[Records from a dataset]
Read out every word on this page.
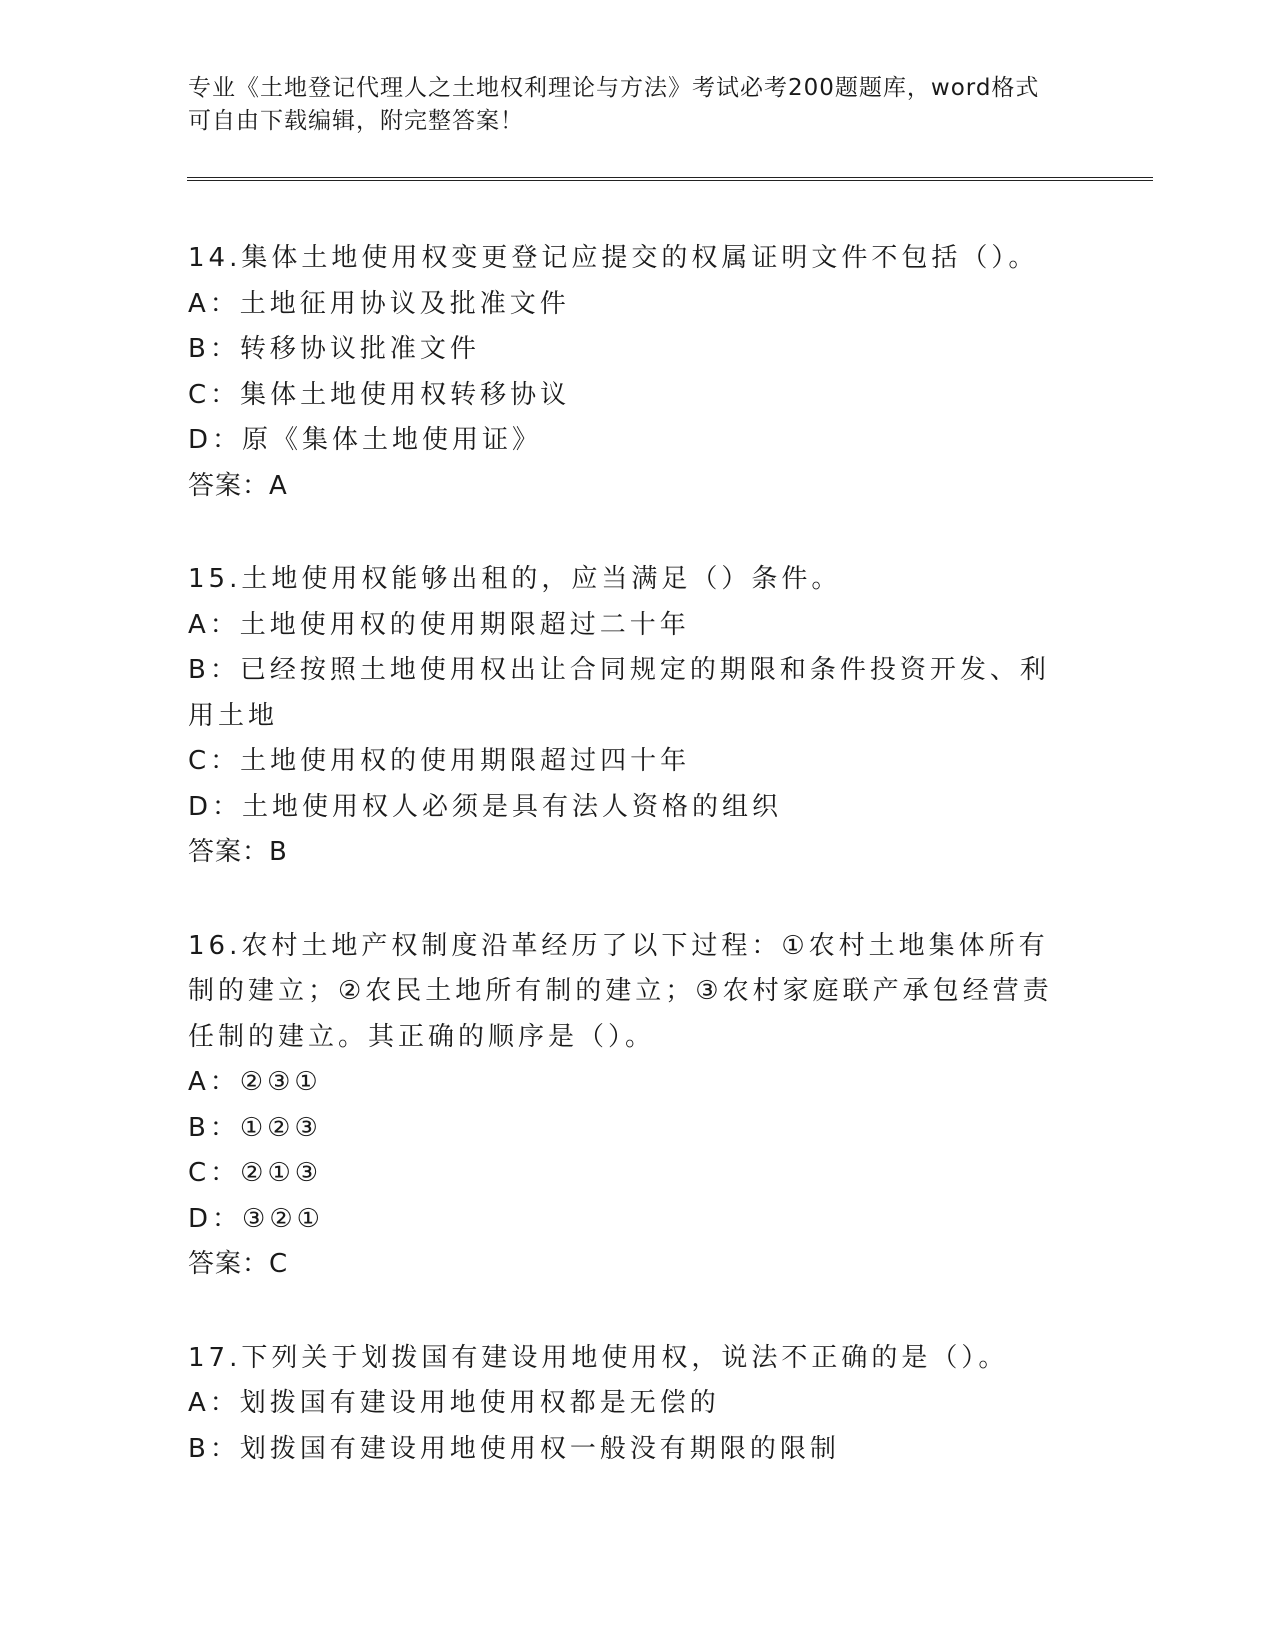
专业《土地登记代理人之土地权利理论与方法》考试必考200题题库，word格式
可自由下载编辑，附完整答案！
14.集体土地使用权变更登记应提交的权属证明文件不包括（）。
A：土地征用协议及批准文件
B：转移协议批准文件
C：集体土地使用权转移协议
D：原《集体土地使用证》
答案：A
15.土地使用权能够出租的，应当满足（）条件。
A：土地使用权的使用期限超过二十年
B：已经按照土地使用权出让合同规定的期限和条件投资开发、利用土地
C：土地使用权的使用期限超过四十年
D：土地使用权人必须是具有法人资格的组织
答案：B
16.农村土地产权制度沿革经历了以下过程：①农村土地集体所有制的建立；②农民土地所有制的建立；③农村家庭联产承包经营责任制的建立。其正确的顺序是（）。
A：②③①
B：①②③
C：②①③
D：③②①
答案：C
17.下列关于划拨国有建设用地使用权，说法不正确的是（）。
A：划拨国有建设用地使用权都是无偿的
B：划拨国有建设用地使用权一般没有期限的限制
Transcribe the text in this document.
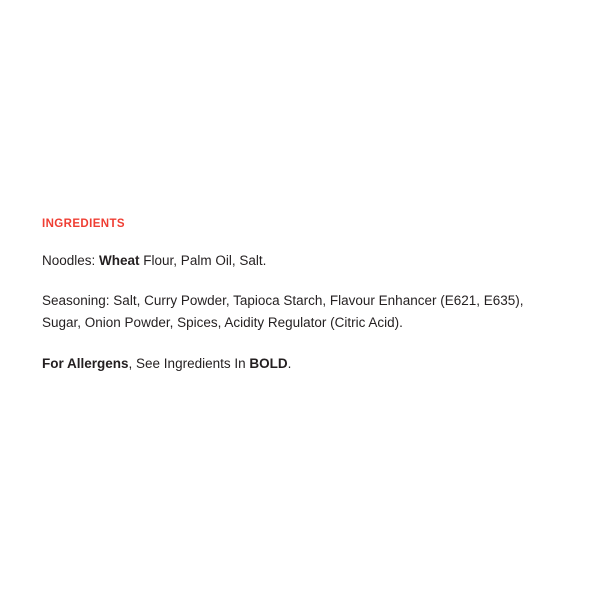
INGREDIENTS

Noodles: Wheat Flour, Palm Oil, Salt.

Seasoning: Salt, Curry Powder, Tapioca Starch, Flavour Enhancer (E621, E635), Sugar, Onion Powder, Spices, Acidity Regulator (Citric Acid).

For Allergens, See Ingredients In BOLD.
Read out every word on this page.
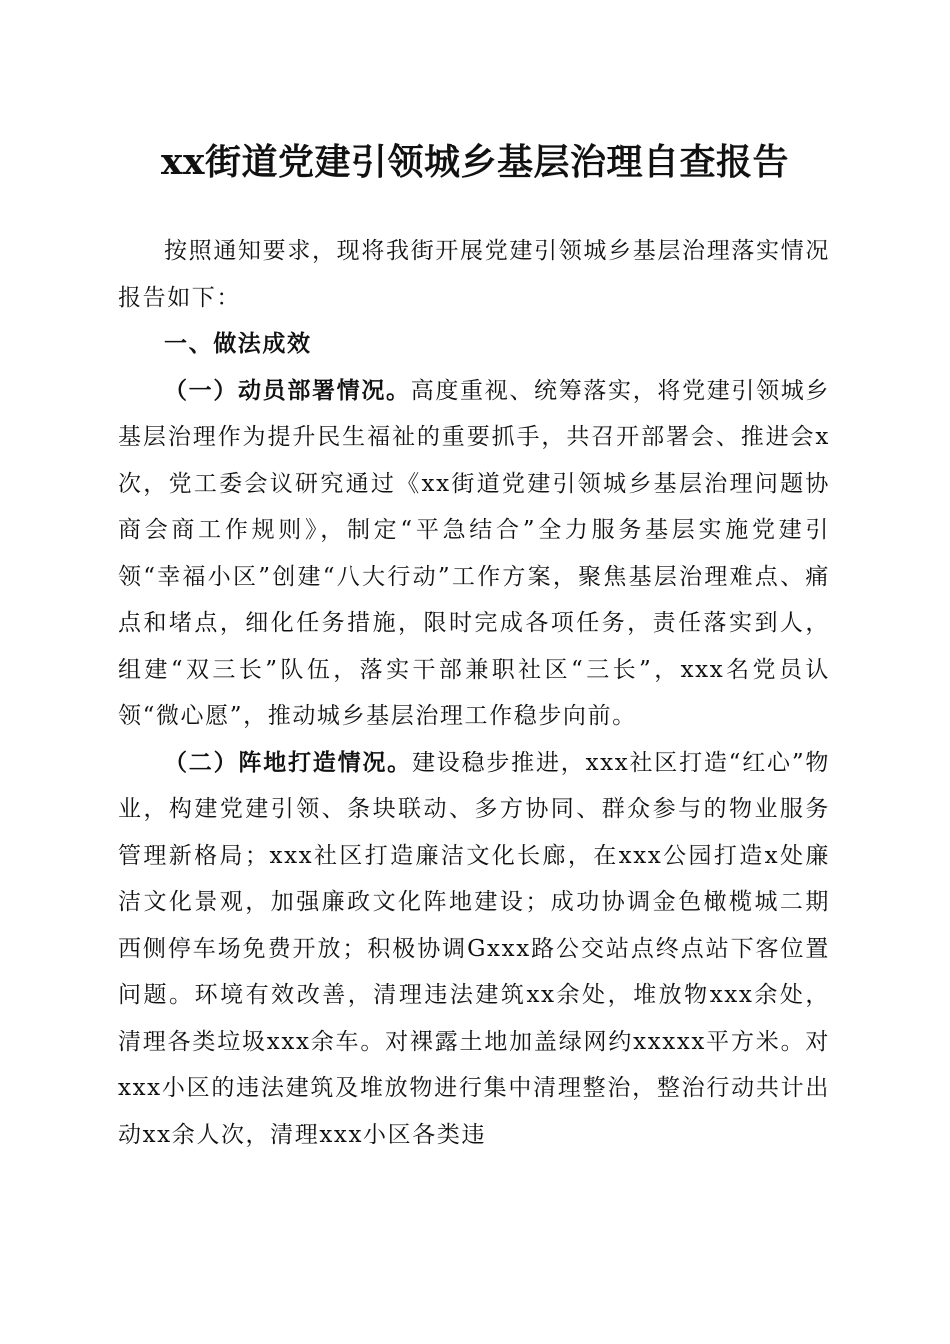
xx街道党建引领城乡基层治理自查报告

按照通知要求，现将我街开展党建引领城乡基层治理落实情况报告如下：

一、做法成效

（一）动员部署情况。高度重视、统筹落实，将党建引领城乡基层治理作为提升民生福祉的重要抓手，共召开部署会、推进会x次，党工委会议研究通过《xx街道党建引领城乡基层治理问题协商会商工作规则》，制定“平急结合”全力服务基层实施党建引领“幸福小区”创建“八大行动”工作方案，聚焦基层治理难点、痛点和堵点，细化任务措施，限时完成各项任务，责任落实到人，组建“双三长”队伍，落实干部兼职社区“三长”，xxx名党员认领“微心愿”，推动城乡基层治理工作稳步向前。

（二）阵地打造情况。建设稳步推进，xxx社区打造“红心”物业，构建党建引领、条块联动、多方协同、群众参与的物业服务管理新格局；xxx社区打造廉洁文化长廊，在xxx公园打造x处廉洁文化景观，加强廉政文化阵地建设；成功协调金色橄榄城二期西侧停车场免费开放；积极协调Gxxx路公交站点终点站下客位置问题。环境有效改善，清理违法建筑xx余处，堆放物xxx余处，清理各类垃圾xxx余车。对裸露土地加盖绿网约xxxxx平方米。对xxx小区的违法建筑及堆放物进行集中清理整治，整治行动共计出动xx余人次，清理xxx小区各类违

## What to do
Quote every record above exactly, leaving out any pictures.

## Full answer
Read out every word on this page.
专业《土地登记代理人之土地权利理论与方法》考试必考200题题库，word格式
可自由下载编辑，附完整答案！
14.集体土地使用权变更登记应提交的权属证明文件不包括（）。
A：土地征用协议及批准文件
B：转移协议批准文件
C：集体土地使用权转移协议
D：原《集体土地使用证》
答案：A
15.土地使用权能够出租的，应当满足（）条件。
A：土地使用权的使用期限超过二十年
B：已经按照土地使用权出让合同规定的期限和条件投资开发、利用土地
C：土地使用权的使用期限超过四十年
D：土地使用权人必须是具有法人资格的组织
答案：B
16.农村土地产权制度沿革经历了以下过程：①农村土地集体所有制的建立；②农民土地所有制的建立；③农村家庭联产承包经营责任制的建立。其正确的顺序是（）。
A：②③①
B：①②③
C：②①③
D：③②①
答案：C
17.下列关于划拨国有建设用地使用权，说法不正确的是（）。
A：划拨国有建设用地使用权都是无偿的
B：划拨国有建设用地使用权一般没有期限的限制
Transcribe the text in this document.
INGREDIENTS

Noodles: Wheat Flour, Palm Oil, Salt.

Seasoning: Salt, Curry Powder, Tapioca Starch, Flavour Enhancer (E621, E635), Sugar, Onion Powder, Spices, Acidity Regulator (Citric Acid).

For Allergens, See Ingredients In BOLD.
Read out every word on this page.
xx街道党建引领城乡基层治理自查报告

按照通知要求，现将我街开展党建引领城乡基层治理落实情况报告如下：

一、做法成效

（一）动员部署情况。高度重视、统筹落实，将党建引领城乡基层治理作为提升民生福祉的重要抓手，共召开部署会、推进会x次，党工委会议研究通过《xx街道党建引领城乡基层治理问题协商会商工作规则》，制定“平急结合”全力服务基层实施党建引领“幸福小区”创建“八大行动”工作方案，聚焦基层治理难点、痛点和堵点，细化任务措施，限时完成各项任务，责任落实到人，组建“双三长”队伍，落实干部兼职社区“三长”，xxx名党员认领“微心愿”，推动城乡基层治理工作稳步向前。

（二）阵地打造情况。建设稳步推进，xxx社区打造“红心”物业，构建党建引领、条块联动、多方协同、群众参与的物业服务管理新格局；xxx社区打造廉洁文化长廊，在xxx公园打造x处廉洁文化景观，加强廉政文化阵地建设；成功协调金色橄榄城二期西侧停车场免费开放；积极协调Gxxx路公交站点终点站下客位置问题。环境有效改善，清理违法建筑xx余处，堆放物xxx余处，清理各类垃圾xxx余车。对裸露土地加盖绿网约xxxxx平方米。对xxx小区的违法建筑及堆放物进行集中清理整治，整治行动共计出动xx余人次，清理xxx小区各类违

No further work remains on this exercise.